(Stored items from a collection)
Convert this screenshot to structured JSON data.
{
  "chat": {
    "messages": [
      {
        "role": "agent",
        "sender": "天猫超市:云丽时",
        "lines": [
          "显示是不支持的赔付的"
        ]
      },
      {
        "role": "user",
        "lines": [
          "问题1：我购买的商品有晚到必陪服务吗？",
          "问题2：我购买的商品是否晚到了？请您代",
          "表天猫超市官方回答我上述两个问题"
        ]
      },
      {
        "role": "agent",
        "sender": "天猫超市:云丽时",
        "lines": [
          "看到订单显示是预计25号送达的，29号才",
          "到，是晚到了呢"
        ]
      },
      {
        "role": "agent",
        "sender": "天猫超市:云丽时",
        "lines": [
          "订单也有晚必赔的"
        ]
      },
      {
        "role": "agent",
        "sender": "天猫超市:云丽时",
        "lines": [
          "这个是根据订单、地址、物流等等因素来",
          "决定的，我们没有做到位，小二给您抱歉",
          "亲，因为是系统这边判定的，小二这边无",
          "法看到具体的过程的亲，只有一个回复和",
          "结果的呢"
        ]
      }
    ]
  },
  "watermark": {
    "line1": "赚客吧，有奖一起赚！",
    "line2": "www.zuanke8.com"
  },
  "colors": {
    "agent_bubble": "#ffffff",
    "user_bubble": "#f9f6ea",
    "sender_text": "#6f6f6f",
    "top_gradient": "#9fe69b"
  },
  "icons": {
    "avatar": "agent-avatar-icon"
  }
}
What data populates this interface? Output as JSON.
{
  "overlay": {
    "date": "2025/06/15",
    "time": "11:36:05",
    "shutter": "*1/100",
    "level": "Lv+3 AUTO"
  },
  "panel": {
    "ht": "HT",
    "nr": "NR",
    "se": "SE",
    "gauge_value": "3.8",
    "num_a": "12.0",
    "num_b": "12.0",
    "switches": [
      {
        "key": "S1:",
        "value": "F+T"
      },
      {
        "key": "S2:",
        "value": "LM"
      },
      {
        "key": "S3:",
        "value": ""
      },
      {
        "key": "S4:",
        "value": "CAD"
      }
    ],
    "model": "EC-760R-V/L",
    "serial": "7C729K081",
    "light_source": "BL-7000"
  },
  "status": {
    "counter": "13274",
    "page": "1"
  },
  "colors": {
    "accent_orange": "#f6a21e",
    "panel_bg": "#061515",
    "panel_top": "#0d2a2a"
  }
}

Stated goal:
Copy out the lines in which the string "JSON" appears.

Answer in full:
Convert this screenshot to structured JSON data.
What data populates this interface? Output as JSON.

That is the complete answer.